>>>>

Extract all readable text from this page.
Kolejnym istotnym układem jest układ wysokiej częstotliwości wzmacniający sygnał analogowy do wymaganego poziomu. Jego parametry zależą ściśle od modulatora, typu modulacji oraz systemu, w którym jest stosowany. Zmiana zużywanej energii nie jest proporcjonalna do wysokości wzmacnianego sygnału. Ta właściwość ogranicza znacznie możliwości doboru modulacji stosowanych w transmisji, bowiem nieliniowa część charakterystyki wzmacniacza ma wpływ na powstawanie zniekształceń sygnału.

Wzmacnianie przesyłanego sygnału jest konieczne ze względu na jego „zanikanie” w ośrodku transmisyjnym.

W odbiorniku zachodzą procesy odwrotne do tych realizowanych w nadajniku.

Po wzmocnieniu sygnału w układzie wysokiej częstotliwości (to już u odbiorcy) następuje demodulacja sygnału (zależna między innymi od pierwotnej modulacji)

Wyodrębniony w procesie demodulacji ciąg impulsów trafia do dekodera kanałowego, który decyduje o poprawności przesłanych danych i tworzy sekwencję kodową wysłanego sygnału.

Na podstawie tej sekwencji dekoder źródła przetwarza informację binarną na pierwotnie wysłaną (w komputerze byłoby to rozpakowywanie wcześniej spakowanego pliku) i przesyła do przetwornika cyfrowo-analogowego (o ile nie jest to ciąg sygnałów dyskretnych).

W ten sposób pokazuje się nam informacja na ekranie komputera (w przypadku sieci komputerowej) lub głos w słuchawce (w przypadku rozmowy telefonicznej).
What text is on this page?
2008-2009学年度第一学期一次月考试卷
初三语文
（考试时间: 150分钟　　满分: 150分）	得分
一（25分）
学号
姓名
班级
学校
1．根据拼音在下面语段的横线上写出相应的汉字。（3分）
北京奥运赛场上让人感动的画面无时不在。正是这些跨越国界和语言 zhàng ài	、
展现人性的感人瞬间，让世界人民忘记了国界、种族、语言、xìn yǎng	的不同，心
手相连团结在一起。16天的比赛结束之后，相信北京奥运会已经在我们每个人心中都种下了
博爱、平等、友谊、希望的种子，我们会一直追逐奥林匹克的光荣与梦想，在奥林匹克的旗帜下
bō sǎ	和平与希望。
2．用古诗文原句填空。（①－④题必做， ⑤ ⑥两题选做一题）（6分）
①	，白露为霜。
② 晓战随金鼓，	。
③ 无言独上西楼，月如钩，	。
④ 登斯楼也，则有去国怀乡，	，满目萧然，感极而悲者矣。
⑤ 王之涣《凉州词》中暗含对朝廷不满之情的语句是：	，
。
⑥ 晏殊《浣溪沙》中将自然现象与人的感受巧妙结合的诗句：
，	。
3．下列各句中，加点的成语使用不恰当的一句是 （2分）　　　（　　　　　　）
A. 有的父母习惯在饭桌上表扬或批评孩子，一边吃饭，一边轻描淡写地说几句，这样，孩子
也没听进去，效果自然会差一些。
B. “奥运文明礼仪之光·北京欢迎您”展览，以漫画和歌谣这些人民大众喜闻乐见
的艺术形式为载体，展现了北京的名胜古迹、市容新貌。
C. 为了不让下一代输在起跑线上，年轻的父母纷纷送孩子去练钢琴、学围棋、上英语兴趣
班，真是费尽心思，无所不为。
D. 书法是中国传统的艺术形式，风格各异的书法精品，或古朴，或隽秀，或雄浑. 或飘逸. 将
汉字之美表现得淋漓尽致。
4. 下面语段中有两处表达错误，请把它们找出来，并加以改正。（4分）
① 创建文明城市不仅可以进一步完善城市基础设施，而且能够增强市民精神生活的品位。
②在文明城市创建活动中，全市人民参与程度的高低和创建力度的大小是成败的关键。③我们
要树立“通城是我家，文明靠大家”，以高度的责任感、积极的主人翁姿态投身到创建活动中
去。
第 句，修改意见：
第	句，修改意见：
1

<<<<

§ Set problem:
Reproduce each entry above exactly, keeping every word.

§ Reply to the task:
Extract all readable text from this page.
Kolejnym istotnym układem jest układ wysokiej częstotliwości wzmacniający sygnał analogowy do wymaganego poziomu. Jego parametry zależą ściśle od modulatora, typu modulacji oraz systemu, w którym jest stosowany. Zmiana zużywanej energii nie jest proporcjonalna do wysokości wzmacnianego sygnału. Ta właściwość ogranicza znacznie możliwości doboru modulacji stosowanych w transmisji, bowiem nieliniowa część charakterystyki wzmacniacza ma wpływ na powstawanie zniekształceń sygnału.

Wzmacnianie przesyłanego sygnału jest konieczne ze względu na jego „zanikanie” w ośrodku transmisyjnym.

W odbiorniku zachodzą procesy odwrotne do tych realizowanych w nadajniku.

Po wzmocnieniu sygnału w układzie wysokiej częstotliwości (to już u odbiorcy) następuje demodulacja sygnału (zależna między innymi od pierwotnej modulacji)

Wyodrębniony w procesie demodulacji ciąg impulsów trafia do dekodera kanałowego, który decyduje o poprawności przesłanych danych i tworzy sekwencję kodową wysłanego sygnału.

Na podstawie tej sekwencji dekoder źródła przetwarza informację binarną na pierwotnie wysłaną (w komputerze byłoby to rozpakowywanie wcześniej spakowanego pliku) i przesyła do przetwornika cyfrowo-analogowego (o ile nie jest to ciąg sygnałów dyskretnych).

W ten sposób pokazuje się nam informacja na ekranie komputera (w przypadku sieci komputerowej) lub głos w słuchawce (w przypadku rozmowy telefonicznej).
What text is on this page?
2008-2009学年度第一学期一次月考试卷
初三语文
（考试时间: 150分钟　　满分: 150分）	得分
一（25分）
学号
姓名
班级
学校
1．根据拼音在下面语段的横线上写出相应的汉字。（3分）
北京奥运赛场上让人感动的画面无时不在。正是这些跨越国界和语言 zhàng ài	、
展现人性的感人瞬间，让世界人民忘记了国界、种族、语言、xìn yǎng	的不同，心
手相连团结在一起。16天的比赛结束之后，相信北京奥运会已经在我们每个人心中都种下了
博爱、平等、友谊、希望的种子，我们会一直追逐奥林匹克的光荣与梦想，在奥林匹克的旗帜下
bō sǎ	和平与希望。
2．用古诗文原句填空。（①－④题必做， ⑤ ⑥两题选做一题）（6分）
①	，白露为霜。
② 晓战随金鼓，	。
③ 无言独上西楼，月如钩，	。
④ 登斯楼也，则有去国怀乡，	，满目萧然，感极而悲者矣。
⑤ 王之涣《凉州词》中暗含对朝廷不满之情的语句是：	，
。
⑥ 晏殊《浣溪沙》中将自然现象与人的感受巧妙结合的诗句：
，	。
3．下列各句中，加点的成语使用不恰当的一句是 （2分）　　　（　　　　　　）
A. 有的父母习惯在饭桌上表扬或批评孩子，一边吃饭，一边轻描淡写地说几句，这样，孩子
也没听进去，效果自然会差一些。
B. “奥运文明礼仪之光·北京欢迎您”展览，以漫画和歌谣这些人民大众喜闻乐见
的艺术形式为载体，展现了北京的名胜古迹、市容新貌。
C. 为了不让下一代输在起跑线上，年轻的父母纷纷送孩子去练钢琴、学围棋、上英语兴趣
班，真是费尽心思，无所不为。
D. 书法是中国传统的艺术形式，风格各异的书法精品，或古朴，或隽秀，或雄浑. 或飘逸. 将
汉字之美表现得淋漓尽致。
4. 下面语段中有两处表达错误，请把它们找出来，并加以改正。（4分）
① 创建文明城市不仅可以进一步完善城市基础设施，而且能够增强市民精神生活的品位。
②在文明城市创建活动中，全市人民参与程度的高低和创建力度的大小是成败的关键。③我们
要树立“通城是我家，文明靠大家”，以高度的责任感、积极的主人翁姿态投身到创建活动中
去。
第 句，修改意见：
第	句，修改意见：
1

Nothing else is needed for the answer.